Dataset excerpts
--------

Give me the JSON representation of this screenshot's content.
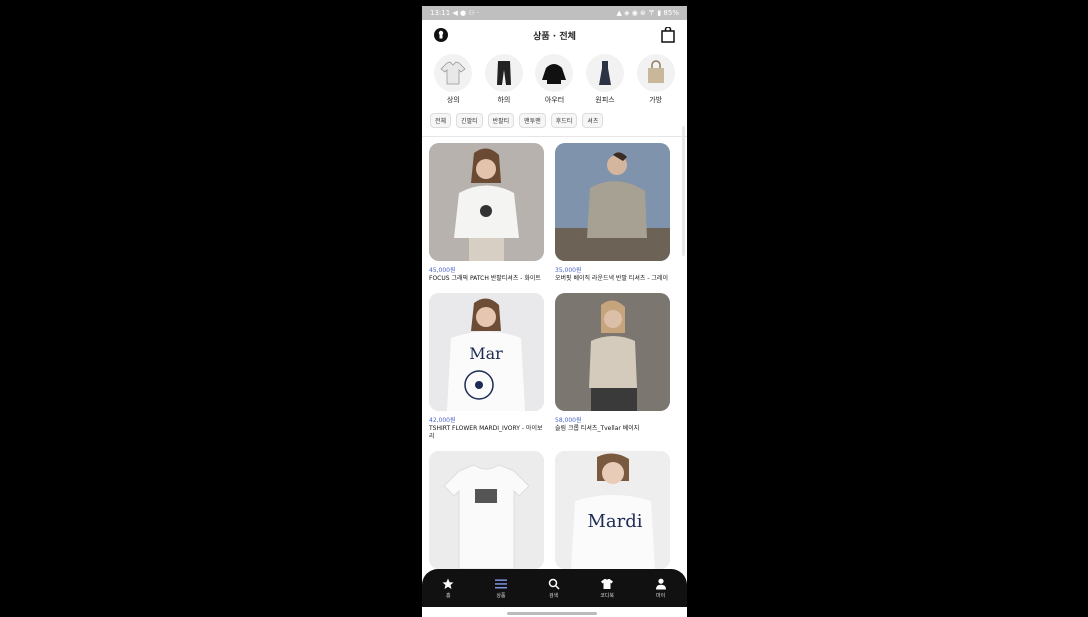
{
  "status": {
    "left": "13:11 ◀ ● ⚇ ·",
    "right": "▲ ◈ ◉ ⊛ 〒 ▮ 85%"
  },
  "header": {
    "title": "상품 · 전체"
  },
  "categories": [
    {
      "label": "상의"
    },
    {
      "label": "하의"
    },
    {
      "label": "아우터"
    },
    {
      "label": "원피스"
    },
    {
      "label": "가방"
    }
  ],
  "chips": [
    "전체",
    "긴팔티",
    "반팔티",
    "맨투맨",
    "후드티",
    "셔츠"
  ],
  "products": [
    {
      "price": "45,000원",
      "name": "FOCUS 그래픽 PATCH 반팔티셔츠 - 화이트"
    },
    {
      "price": "35,000원",
      "name": "오버핏 베이직 라운드넥 반팔 티셔츠 - 그레이"
    },
    {
      "price": "42,000원",
      "name": "TSHIRT FLOWER MARDI_IVORY - 아이보리"
    },
    {
      "price": "58,000원",
      "name": "슬림 크롭 티셔츠_Tvellar 베이지"
    },
    {
      "price": "",
      "name": ""
    },
    {
      "price": "",
      "name": ""
    }
  ],
  "nav": [
    {
      "label": "홈",
      "icon": "star-icon"
    },
    {
      "label": "상품",
      "icon": "menu-icon"
    },
    {
      "label": "검색",
      "icon": "search-icon"
    },
    {
      "label": "코디북",
      "icon": "shirt-icon"
    },
    {
      "label": "마이",
      "icon": "person-icon"
    }
  ],
  "colors": {
    "accent": "#4a63c7",
    "nav_bg": "#111111"
  }
}
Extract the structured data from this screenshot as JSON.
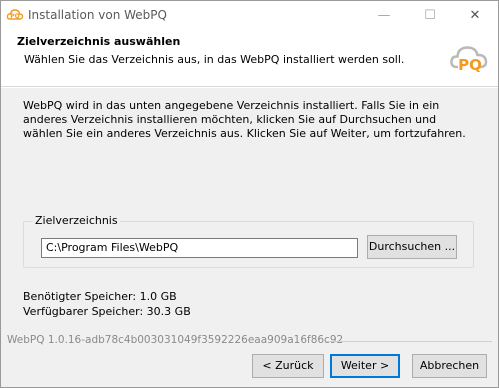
{
  "window": {
    "title": "Installation von WebPQ"
  },
  "header": {
    "title": "Zielverzeichnis auswählen",
    "subtitle": "Wählen Sie das Verzeichnis aus, in das WebPQ installiert werden soll.",
    "logo_text": "PQ"
  },
  "body": {
    "description": "WebPQ wird in das unten angegebene Verzeichnis installiert. Falls Sie in ein anderes Verzeichnis installieren möchten, klicken Sie auf Durchsuchen und wählen Sie ein anderes Verzeichnis aus. Klicken Sie auf Weiter, um fortzufahren.",
    "target_group_label": "Zielverzeichnis",
    "target_path": "C:\\Program Files\\WebPQ",
    "browse_label": "Durchsuchen ...",
    "required_space": "Benötigter Speicher: 1.0 GB",
    "available_space": "Verfügbarer Speicher: 30.3 GB"
  },
  "footer": {
    "branding": "WebPQ 1.0.16-adb78c4b003031049f3592226eaa909a16f86c92",
    "back_label": "< Zurück",
    "next_label": "Weiter >",
    "cancel_label": "Abbrechen"
  },
  "colors": {
    "accent": "#0078d7",
    "logo_orange": "#f39a1e"
  },
  "icons": {
    "app": "webpq-cloud-icon",
    "minimize": "minimize-icon",
    "maximize": "maximize-icon",
    "close": "close-icon"
  }
}
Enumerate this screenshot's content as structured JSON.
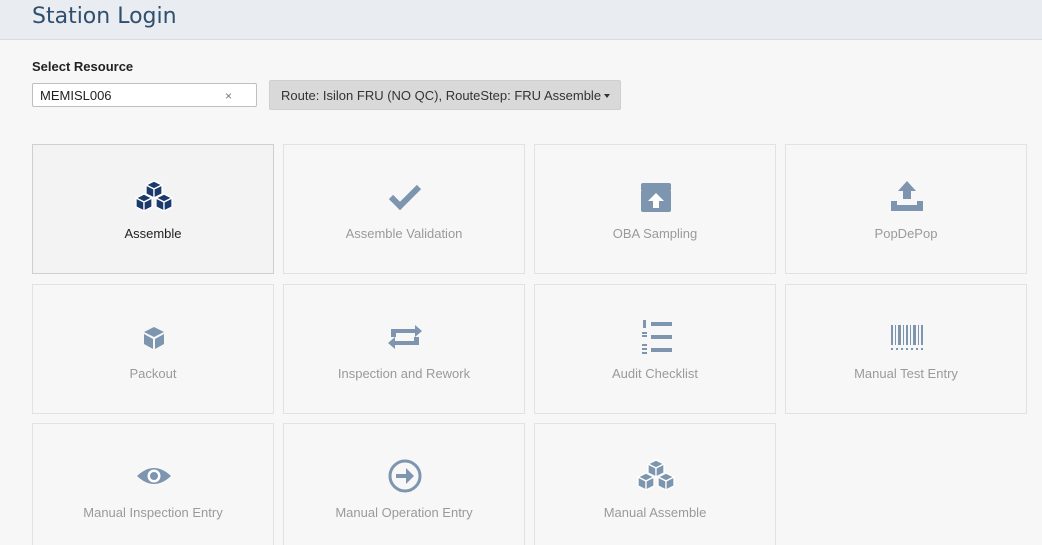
{
  "header": {
    "title": "Station Login"
  },
  "resource": {
    "label": "Select Resource",
    "value": "MEMISL006",
    "clear_glyph": "×"
  },
  "route": {
    "selected": "Route: Isilon FRU (NO QC), RouteStep: FRU Assemble"
  },
  "tiles": [
    {
      "label": "Assemble",
      "icon": "cubes-icon",
      "active": true,
      "color": "#1b3a6b"
    },
    {
      "label": "Assemble Validation",
      "icon": "checkmark-icon",
      "color": "#7e95b0"
    },
    {
      "label": "OBA Sampling",
      "icon": "archive-upload-icon",
      "color": "#7e95b0"
    },
    {
      "label": "PopDePop",
      "icon": "tray-upload-icon",
      "color": "#7e95b0"
    },
    {
      "label": "Packout",
      "icon": "box-icon",
      "color": "#7e95b0"
    },
    {
      "label": "Inspection and Rework",
      "icon": "retweet-icon",
      "color": "#7e95b0"
    },
    {
      "label": "Audit Checklist",
      "icon": "numbered-list-icon",
      "color": "#7e95b0"
    },
    {
      "label": "Manual Test Entry",
      "icon": "barcode-icon",
      "color": "#7e95b0"
    },
    {
      "label": "Manual Inspection Entry",
      "icon": "eye-icon",
      "color": "#7e95b0"
    },
    {
      "label": "Manual Operation Entry",
      "icon": "arrow-circle-right-icon",
      "color": "#7e95b0"
    },
    {
      "label": "Manual Assemble",
      "icon": "cubes-icon",
      "color": "#7e95b0"
    }
  ]
}
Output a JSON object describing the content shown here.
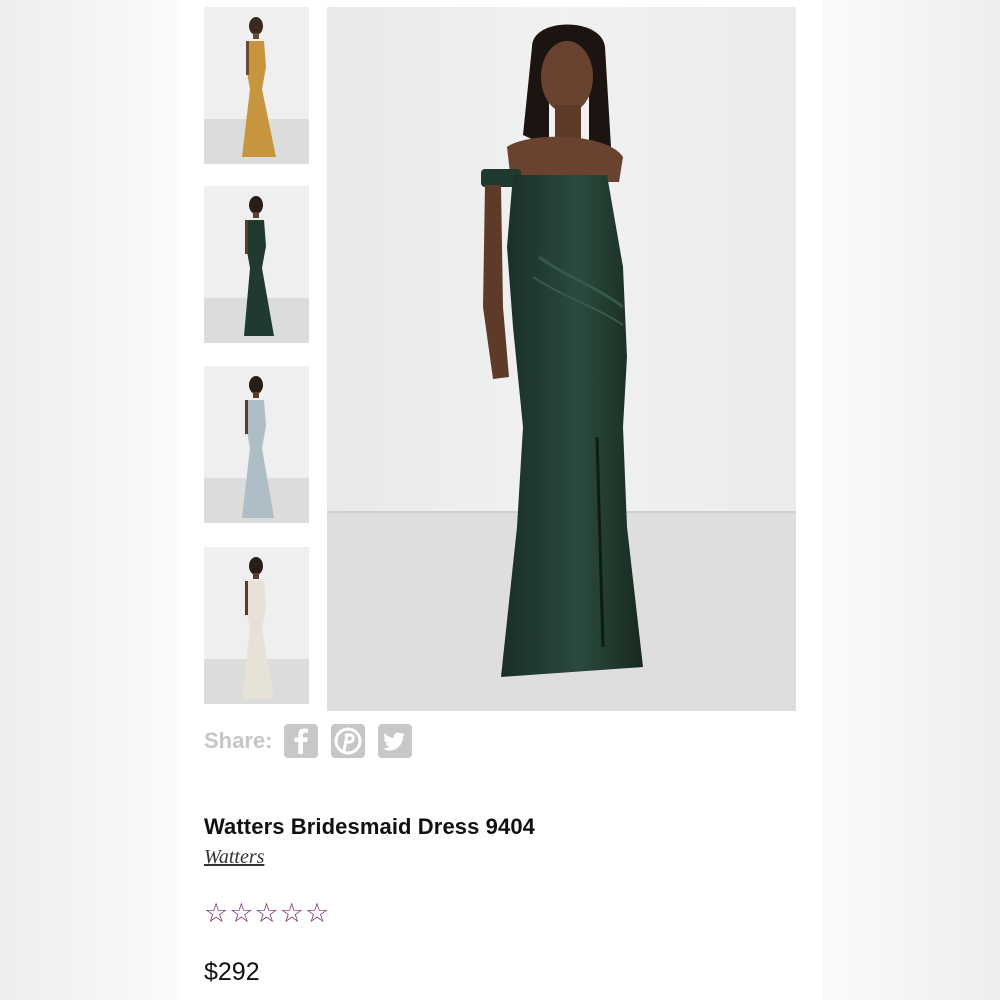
{
  "product": {
    "title": "Watters Bridesmaid Dress 9404",
    "brand": "Watters",
    "price": "$292",
    "rating": {
      "stars_filled": 0,
      "stars_total": 5,
      "star_glyph": "☆",
      "star_color": "#7a2a6e"
    }
  },
  "gallery": {
    "main_color": "#213a30",
    "thumbnails": [
      {
        "color_name": "gold",
        "dress_color": "#c8953f"
      },
      {
        "color_name": "green",
        "dress_color": "#213a30"
      },
      {
        "color_name": "light blue",
        "dress_color": "#aebdc6"
      },
      {
        "color_name": "ivory",
        "dress_color": "#e6e2d8"
      }
    ]
  },
  "share": {
    "label": "Share:",
    "icons": [
      "facebook-icon",
      "pinterest-icon",
      "twitter-icon"
    ],
    "icon_color": "#c7c7c7"
  }
}
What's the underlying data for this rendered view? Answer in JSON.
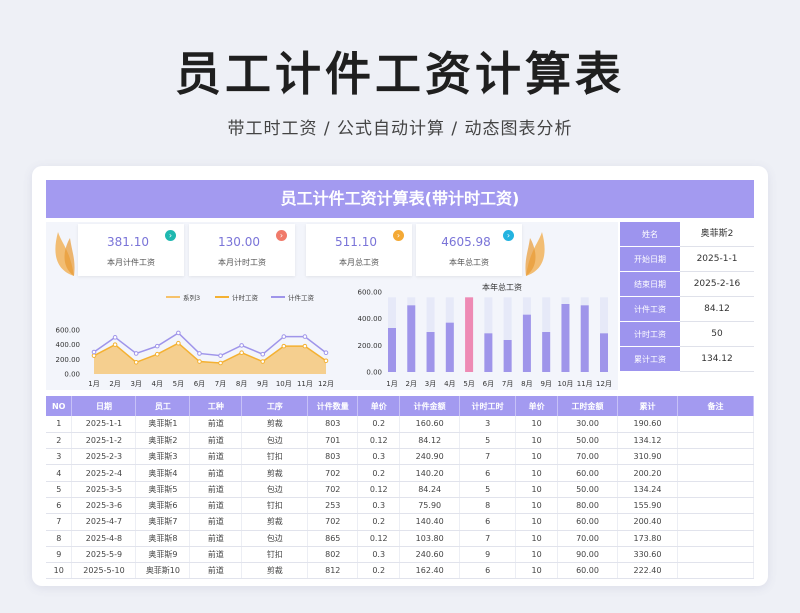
{
  "hero": {
    "title": "员工计件工资计算表",
    "subtitle": "带工时工资 /  公式自动计算  /  动态图表分析"
  },
  "banner": {
    "title": "员工计件工资计算表(带计时工资)"
  },
  "kpis": [
    {
      "value": "381.10",
      "label": "本月计件工资",
      "icon": "chevron-right-icon",
      "color": "#1fb8b0"
    },
    {
      "value": "130.00",
      "label": "本月计时工资",
      "icon": "chevron-right-icon",
      "color": "#f07a6a"
    },
    {
      "value": "511.10",
      "label": "本月总工资",
      "icon": "chevron-right-icon",
      "color": "#f4a935"
    },
    {
      "value": "4605.98",
      "label": "本年总工资",
      "icon": "chevron-right-icon",
      "color": "#23b3e0"
    }
  ],
  "side_info": [
    {
      "key": "姓名",
      "value": "奥菲斯2"
    },
    {
      "key": "开始日期",
      "value": "2025-1-1"
    },
    {
      "key": "结束日期",
      "value": "2025-2-16"
    },
    {
      "key": "计件工资",
      "value": "84.12"
    },
    {
      "key": "计时工资",
      "value": "50"
    },
    {
      "key": "累计工资",
      "value": "134.12"
    }
  ],
  "chart_data": [
    {
      "type": "line",
      "categories": [
        "1月",
        "2月",
        "3月",
        "4月",
        "5月",
        "6月",
        "7月",
        "8月",
        "9月",
        "10月",
        "11月",
        "12月"
      ],
      "series": [
        {
          "name": "系列3",
          "values": [
            250,
            400,
            160,
            270,
            420,
            170,
            150,
            290,
            170,
            380,
            380,
            180
          ],
          "color": "#f6c26b"
        },
        {
          "name": "计时工资",
          "values": [
            250,
            400,
            160,
            270,
            420,
            170,
            150,
            290,
            170,
            380,
            380,
            180
          ],
          "color": "#f4b132"
        },
        {
          "name": "计件工资",
          "values": [
            300,
            500,
            280,
            380,
            560,
            280,
            250,
            390,
            270,
            510,
            510,
            290
          ],
          "color": "#9f95ea"
        }
      ],
      "ylim": [
        0,
        600
      ],
      "yticks": [
        "600.00",
        "400.00",
        "200.00",
        "0.00"
      ],
      "legend": "top"
    },
    {
      "type": "bar",
      "title": "本年总工资",
      "categories": [
        "1月",
        "2月",
        "3月",
        "4月",
        "5月",
        "6月",
        "7月",
        "8月",
        "9月",
        "10月",
        "11月",
        "12月"
      ],
      "values": [
        330,
        500,
        300,
        370,
        560,
        290,
        240,
        430,
        300,
        510,
        500,
        290
      ],
      "background_max": 560,
      "highlight_index": 4,
      "bar_color": "#9f95ea",
      "highlight_color": "#ee8ab4",
      "background_color": "#e6e9f8",
      "ylim": [
        0,
        600
      ],
      "yticks": [
        "600.00",
        "400.00",
        "200.00",
        "0.00"
      ]
    }
  ],
  "table": {
    "headers": [
      "NO",
      "日期",
      "员工",
      "工种",
      "工序",
      "计件数量",
      "单价",
      "计件金额",
      "计时工时",
      "单价",
      "工时金额",
      "累计",
      "备注"
    ],
    "rows": [
      [
        "1",
        "2025-1-1",
        "奥菲斯1",
        "前道",
        "剪裁",
        "803",
        "0.2",
        "160.60",
        "3",
        "10",
        "30.00",
        "190.60",
        ""
      ],
      [
        "2",
        "2025-1-2",
        "奥菲斯2",
        "前道",
        "包边",
        "701",
        "0.12",
        "84.12",
        "5",
        "10",
        "50.00",
        "134.12",
        ""
      ],
      [
        "3",
        "2025-2-3",
        "奥菲斯3",
        "前道",
        "钉扣",
        "803",
        "0.3",
        "240.90",
        "7",
        "10",
        "70.00",
        "310.90",
        ""
      ],
      [
        "4",
        "2025-2-4",
        "奥菲斯4",
        "前道",
        "剪裁",
        "702",
        "0.2",
        "140.20",
        "6",
        "10",
        "60.00",
        "200.20",
        ""
      ],
      [
        "5",
        "2025-3-5",
        "奥菲斯5",
        "前道",
        "包边",
        "702",
        "0.12",
        "84.24",
        "5",
        "10",
        "50.00",
        "134.24",
        ""
      ],
      [
        "6",
        "2025-3-6",
        "奥菲斯6",
        "前道",
        "钉扣",
        "253",
        "0.3",
        "75.90",
        "8",
        "10",
        "80.00",
        "155.90",
        ""
      ],
      [
        "7",
        "2025-4-7",
        "奥菲斯7",
        "前道",
        "剪裁",
        "702",
        "0.2",
        "140.40",
        "6",
        "10",
        "60.00",
        "200.40",
        ""
      ],
      [
        "8",
        "2025-4-8",
        "奥菲斯8",
        "前道",
        "包边",
        "865",
        "0.12",
        "103.80",
        "7",
        "10",
        "70.00",
        "173.80",
        ""
      ],
      [
        "9",
        "2025-5-9",
        "奥菲斯9",
        "前道",
        "钉扣",
        "802",
        "0.3",
        "240.60",
        "9",
        "10",
        "90.00",
        "330.60",
        ""
      ],
      [
        "10",
        "2025-5-10",
        "奥菲斯10",
        "前道",
        "剪裁",
        "812",
        "0.2",
        "162.40",
        "6",
        "10",
        "60.00",
        "222.40",
        ""
      ]
    ]
  }
}
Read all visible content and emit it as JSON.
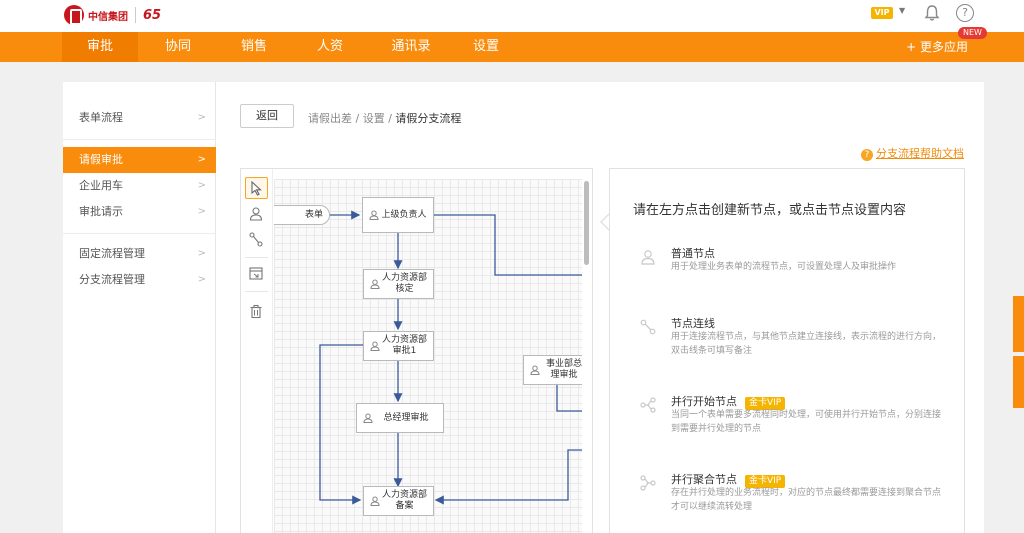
{
  "header": {
    "logo_text": "中信集团",
    "anniversary": "65",
    "vip_label": "VIP",
    "help_symbol": "?"
  },
  "nav": {
    "items": [
      {
        "label": "审批",
        "active": true
      },
      {
        "label": "协同"
      },
      {
        "label": "销售"
      },
      {
        "label": "人资"
      },
      {
        "label": "通讯录"
      },
      {
        "label": "设置"
      }
    ],
    "more_apps": "+ 更多应用",
    "new_badge": "NEW"
  },
  "sidebar": {
    "items": [
      {
        "label": "表单流程"
      },
      {
        "label": "请假审批",
        "active": true
      },
      {
        "label": "企业用车"
      },
      {
        "label": "审批请示"
      },
      {
        "label": "固定流程管理"
      },
      {
        "label": "分支流程管理"
      }
    ]
  },
  "toolbar": {
    "back_label": "返回"
  },
  "breadcrumb": {
    "part1": "请假出差",
    "part2": "设置",
    "current": "请假分支流程",
    "separator": " / "
  },
  "help_link": "分支流程帮助文档",
  "flow": {
    "start_label": "表单",
    "nodes": [
      {
        "label": "上级负责人"
      },
      {
        "label": "人力资源部\n核定"
      },
      {
        "label": "人力资源部\n审批1"
      },
      {
        "label": "总经理审批"
      },
      {
        "label": "人力资源部\n备案"
      },
      {
        "label": "事业部总\n理审批"
      }
    ]
  },
  "panel": {
    "title": "请在左方点击创建新节点，或点击节点设置内容",
    "items": [
      {
        "title": "普通节点",
        "desc": "用于处理业务表单的流程节点，可设置处理人及审批操作",
        "icon": "user-icon"
      },
      {
        "title": "节点连线",
        "desc": "用于连接流程节点，与其他节点建立连接线，表示流程的进行方向，双击线条可填写备注",
        "icon": "link-icon"
      },
      {
        "title": "并行开始节点",
        "badge": "金卡VIP",
        "desc": "当同一个表单需要多流程同时处理，可使用并行开始节点，分别连接到需要并行处理的节点",
        "icon": "split-icon"
      },
      {
        "title": "并行聚合节点",
        "badge": "金卡VIP",
        "desc": "存在并行处理的业务流程时，对应的节点最终都需要连接到聚合节点才可以继续流转处理",
        "icon": "merge-icon"
      }
    ]
  },
  "colors": {
    "brand_orange": "#f98c0c",
    "logo_red": "#c8161d",
    "vip_gold": "#f5b400",
    "flow_line": "#3a5a9a"
  }
}
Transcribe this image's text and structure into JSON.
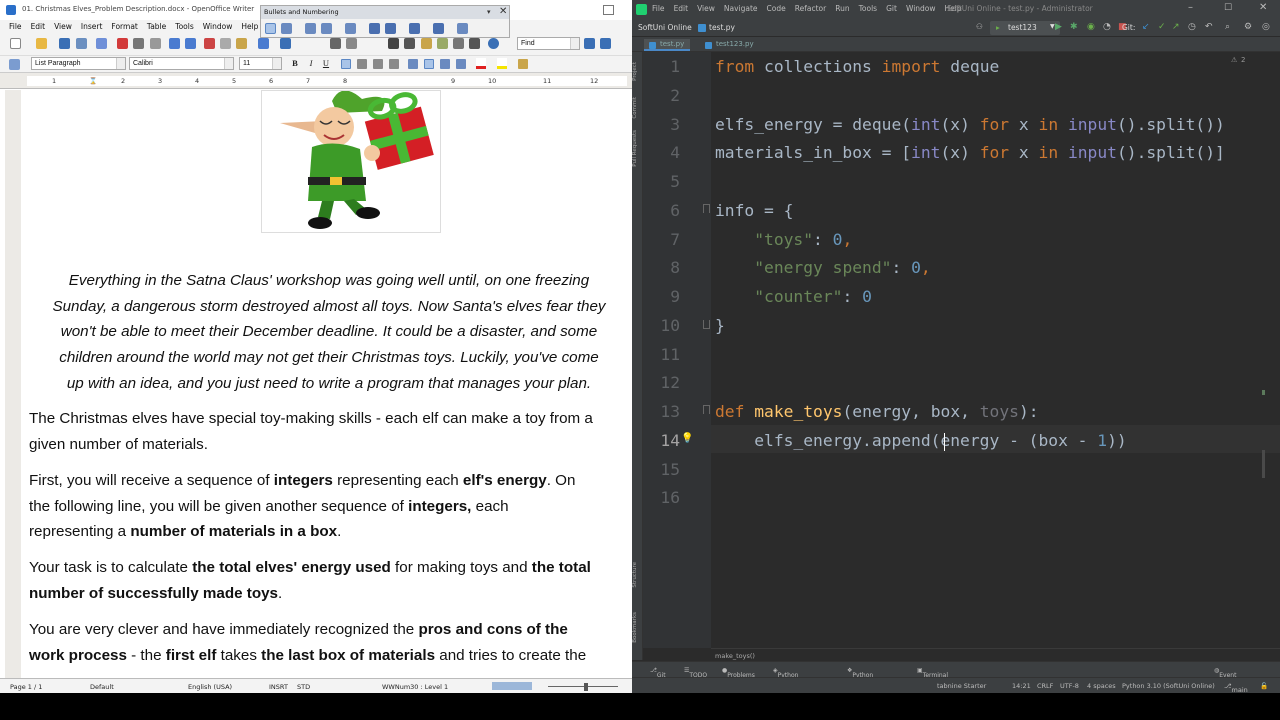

--------

* Your instructions
Gather every line from the listing above in which "Assemble" appears, and copy those lines.

* Task answer
    "selected": "Route: Isilon FRU (NO QC), RouteStep: FRU Assemble"
      "label": "Assemble",
      "label": "Assemble Validation",
      "label": "Manual Assemble",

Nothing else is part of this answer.